- _Your instructions_
Tally all lines containing the word "территории". Give the number alone.

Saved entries
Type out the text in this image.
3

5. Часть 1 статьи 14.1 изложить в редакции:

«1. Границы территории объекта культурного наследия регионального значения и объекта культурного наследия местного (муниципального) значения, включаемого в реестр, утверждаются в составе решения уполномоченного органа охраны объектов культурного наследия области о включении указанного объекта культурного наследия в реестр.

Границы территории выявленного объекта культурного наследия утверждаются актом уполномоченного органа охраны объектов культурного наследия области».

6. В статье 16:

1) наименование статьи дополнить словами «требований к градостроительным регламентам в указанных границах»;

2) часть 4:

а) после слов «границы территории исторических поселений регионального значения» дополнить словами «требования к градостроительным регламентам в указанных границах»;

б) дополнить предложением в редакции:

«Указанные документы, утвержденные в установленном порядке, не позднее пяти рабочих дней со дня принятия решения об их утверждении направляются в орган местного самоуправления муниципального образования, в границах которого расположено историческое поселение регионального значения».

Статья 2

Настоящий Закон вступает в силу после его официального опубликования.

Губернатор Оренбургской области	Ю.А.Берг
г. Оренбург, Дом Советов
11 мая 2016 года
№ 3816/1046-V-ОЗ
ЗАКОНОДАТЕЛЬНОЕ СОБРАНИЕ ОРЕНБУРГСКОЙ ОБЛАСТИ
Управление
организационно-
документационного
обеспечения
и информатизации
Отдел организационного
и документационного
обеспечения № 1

- _Solution to the exercise_
3